>> begin Task inputs

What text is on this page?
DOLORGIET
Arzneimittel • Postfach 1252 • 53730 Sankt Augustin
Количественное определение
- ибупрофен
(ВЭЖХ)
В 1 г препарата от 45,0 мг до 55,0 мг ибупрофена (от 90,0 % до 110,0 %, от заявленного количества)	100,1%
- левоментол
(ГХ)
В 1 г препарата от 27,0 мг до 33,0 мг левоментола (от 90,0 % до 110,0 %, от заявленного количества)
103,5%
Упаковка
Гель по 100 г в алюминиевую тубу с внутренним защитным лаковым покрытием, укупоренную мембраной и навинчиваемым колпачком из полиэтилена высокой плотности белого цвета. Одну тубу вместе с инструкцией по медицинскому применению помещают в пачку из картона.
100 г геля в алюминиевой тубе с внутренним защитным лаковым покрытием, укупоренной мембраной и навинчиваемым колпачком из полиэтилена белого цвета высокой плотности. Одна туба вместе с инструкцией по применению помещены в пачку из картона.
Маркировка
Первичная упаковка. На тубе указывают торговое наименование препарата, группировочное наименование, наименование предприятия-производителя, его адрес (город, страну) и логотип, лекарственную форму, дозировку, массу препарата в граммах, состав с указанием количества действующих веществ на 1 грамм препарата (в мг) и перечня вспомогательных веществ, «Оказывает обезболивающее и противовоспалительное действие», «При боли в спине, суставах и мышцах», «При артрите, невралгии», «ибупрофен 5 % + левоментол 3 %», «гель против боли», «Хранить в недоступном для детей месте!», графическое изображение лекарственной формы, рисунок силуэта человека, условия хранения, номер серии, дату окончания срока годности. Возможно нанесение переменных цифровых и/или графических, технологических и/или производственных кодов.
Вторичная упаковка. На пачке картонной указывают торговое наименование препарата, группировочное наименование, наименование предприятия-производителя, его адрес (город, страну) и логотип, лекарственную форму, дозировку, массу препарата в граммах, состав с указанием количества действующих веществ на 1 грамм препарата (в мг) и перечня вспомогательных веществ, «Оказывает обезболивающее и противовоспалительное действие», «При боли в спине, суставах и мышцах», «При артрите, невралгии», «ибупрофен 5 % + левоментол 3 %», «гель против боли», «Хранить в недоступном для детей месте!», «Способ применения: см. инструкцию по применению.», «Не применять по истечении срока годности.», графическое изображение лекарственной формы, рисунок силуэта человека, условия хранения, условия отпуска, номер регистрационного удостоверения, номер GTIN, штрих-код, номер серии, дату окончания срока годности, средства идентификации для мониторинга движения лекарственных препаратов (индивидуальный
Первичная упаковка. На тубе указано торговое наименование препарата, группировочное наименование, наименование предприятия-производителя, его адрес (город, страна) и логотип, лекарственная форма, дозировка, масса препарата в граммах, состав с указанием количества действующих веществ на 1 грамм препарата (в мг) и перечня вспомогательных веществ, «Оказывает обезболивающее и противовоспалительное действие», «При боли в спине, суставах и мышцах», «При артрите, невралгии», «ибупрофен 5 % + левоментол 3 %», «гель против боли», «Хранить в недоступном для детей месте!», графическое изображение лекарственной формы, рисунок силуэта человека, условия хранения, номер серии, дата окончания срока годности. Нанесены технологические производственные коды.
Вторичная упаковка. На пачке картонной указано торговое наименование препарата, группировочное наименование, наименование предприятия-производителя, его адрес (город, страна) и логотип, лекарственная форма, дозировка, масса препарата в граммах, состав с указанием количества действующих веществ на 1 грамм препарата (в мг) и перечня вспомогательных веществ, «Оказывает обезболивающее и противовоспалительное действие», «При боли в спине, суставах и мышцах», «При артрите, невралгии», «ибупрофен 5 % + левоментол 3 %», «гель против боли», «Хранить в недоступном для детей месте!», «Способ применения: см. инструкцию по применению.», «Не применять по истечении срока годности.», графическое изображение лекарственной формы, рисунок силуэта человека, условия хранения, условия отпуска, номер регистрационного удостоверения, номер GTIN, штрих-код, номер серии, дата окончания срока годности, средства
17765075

>> end Task inputs

Given exercise: Find every line above that contains the word "цвета", and return each one.

Answer to the exercise:
Гель по 100 г в алюминиевую тубу с внутренним защитным лаковым покрытием, укупоренную мембраной и навинчиваемым колпачком из полиэтилена высокой плотности белого цвета. Одну тубу вместе с инструкцией по медицинскому применению помещают в пачку из картона.
100 г геля в алюминиевой тубе с внутренним защитным лаковым покрытием, укупоренной мембраной и навинчиваемым колпачком из полиэтилена белого цвета высокой плотности. Одна туба вместе с инструкцией по применению помещены в пачку из картона.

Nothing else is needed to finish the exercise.